- WRITTEN REQUEST -
In full and without alteration, give the listing again.

** START OF DATASET RECORDS **

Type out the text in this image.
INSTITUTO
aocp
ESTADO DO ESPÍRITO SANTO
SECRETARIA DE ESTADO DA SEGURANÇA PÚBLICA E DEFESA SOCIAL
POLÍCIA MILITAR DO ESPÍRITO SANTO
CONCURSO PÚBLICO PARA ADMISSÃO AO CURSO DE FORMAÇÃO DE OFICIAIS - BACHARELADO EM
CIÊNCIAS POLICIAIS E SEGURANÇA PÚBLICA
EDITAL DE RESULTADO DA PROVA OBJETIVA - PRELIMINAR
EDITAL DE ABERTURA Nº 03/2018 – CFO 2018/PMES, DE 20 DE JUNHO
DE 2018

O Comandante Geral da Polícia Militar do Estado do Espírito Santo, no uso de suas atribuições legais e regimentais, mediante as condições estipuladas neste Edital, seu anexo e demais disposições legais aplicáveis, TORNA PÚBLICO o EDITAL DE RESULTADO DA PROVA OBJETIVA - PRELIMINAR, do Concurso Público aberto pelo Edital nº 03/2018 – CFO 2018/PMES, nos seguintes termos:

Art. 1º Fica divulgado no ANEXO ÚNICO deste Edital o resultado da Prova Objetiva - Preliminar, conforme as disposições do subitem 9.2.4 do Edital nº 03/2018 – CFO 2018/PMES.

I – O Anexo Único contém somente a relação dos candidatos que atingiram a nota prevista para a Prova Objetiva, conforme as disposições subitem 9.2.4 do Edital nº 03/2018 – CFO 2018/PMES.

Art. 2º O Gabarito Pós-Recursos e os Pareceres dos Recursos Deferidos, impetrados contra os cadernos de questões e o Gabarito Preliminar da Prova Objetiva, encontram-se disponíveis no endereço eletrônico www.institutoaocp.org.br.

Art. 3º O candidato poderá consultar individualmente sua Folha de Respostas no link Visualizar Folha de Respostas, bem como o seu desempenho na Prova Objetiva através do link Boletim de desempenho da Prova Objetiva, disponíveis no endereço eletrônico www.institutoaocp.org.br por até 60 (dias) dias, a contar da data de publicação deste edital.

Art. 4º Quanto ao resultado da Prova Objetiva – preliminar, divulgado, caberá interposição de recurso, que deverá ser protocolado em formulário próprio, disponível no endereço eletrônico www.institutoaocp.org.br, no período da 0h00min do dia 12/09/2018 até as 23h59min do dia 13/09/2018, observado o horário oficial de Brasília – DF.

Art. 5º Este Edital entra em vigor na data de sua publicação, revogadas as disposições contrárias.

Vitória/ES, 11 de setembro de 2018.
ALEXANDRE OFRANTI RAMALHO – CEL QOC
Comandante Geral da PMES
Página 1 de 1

** END OF DATASET RECORDS **

- SOLUTION TO THIS EXERCISE -
Type out the text in this image.
INSTITUTO
aocp
ESTADO DO ESPÍRITO SANTO
SECRETARIA DE ESTADO DA SEGURANÇA PÚBLICA E DEFESA SOCIAL
POLÍCIA MILITAR DO ESPÍRITO SANTO
CONCURSO PÚBLICO PARA ADMISSÃO AO CURSO DE FORMAÇÃO DE OFICIAIS - BACHARELADO EM
CIÊNCIAS POLICIAIS E SEGURANÇA PÚBLICA
EDITAL DE RESULTADO DA PROVA OBJETIVA - PRELIMINAR
EDITAL DE ABERTURA Nº 03/2018 – CFO 2018/PMES, DE 20 DE JUNHO
DE 2018

O Comandante Geral da Polícia Militar do Estado do Espírito Santo, no uso de suas atribuições legais e regimentais, mediante as condições estipuladas neste Edital, seu anexo e demais disposições legais aplicáveis, TORNA PÚBLICO o EDITAL DE RESULTADO DA PROVA OBJETIVA - PRELIMINAR, do Concurso Público aberto pelo Edital nº 03/2018 – CFO 2018/PMES, nos seguintes termos:

Art. 1º Fica divulgado no ANEXO ÚNICO deste Edital o resultado da Prova Objetiva - Preliminar, conforme as disposições do subitem 9.2.4 do Edital nº 03/2018 – CFO 2018/PMES.

I – O Anexo Único contém somente a relação dos candidatos que atingiram a nota prevista para a Prova Objetiva, conforme as disposições subitem 9.2.4 do Edital nº 03/2018 – CFO 2018/PMES.

Art. 2º O Gabarito Pós-Recursos e os Pareceres dos Recursos Deferidos, impetrados contra os cadernos de questões e o Gabarito Preliminar da Prova Objetiva, encontram-se disponíveis no endereço eletrônico www.institutoaocp.org.br.

Art. 3º O candidato poderá consultar individualmente sua Folha de Respostas no link Visualizar Folha de Respostas, bem como o seu desempenho na Prova Objetiva através do link Boletim de desempenho da Prova Objetiva, disponíveis no endereço eletrônico www.institutoaocp.org.br por até 60 (dias) dias, a contar da data de publicação deste edital.

Art. 4º Quanto ao resultado da Prova Objetiva – preliminar, divulgado, caberá interposição de recurso, que deverá ser protocolado em formulário próprio, disponível no endereço eletrônico www.institutoaocp.org.br, no período da 0h00min do dia 12/09/2018 até as 23h59min do dia 13/09/2018, observado o horário oficial de Brasília – DF.

Art. 5º Este Edital entra em vigor na data de sua publicação, revogadas as disposições contrárias.

Vitória/ES, 11 de setembro de 2018.
ALEXANDRE OFRANTI RAMALHO – CEL QOC
Comandante Geral da PMES
Página 1 de 1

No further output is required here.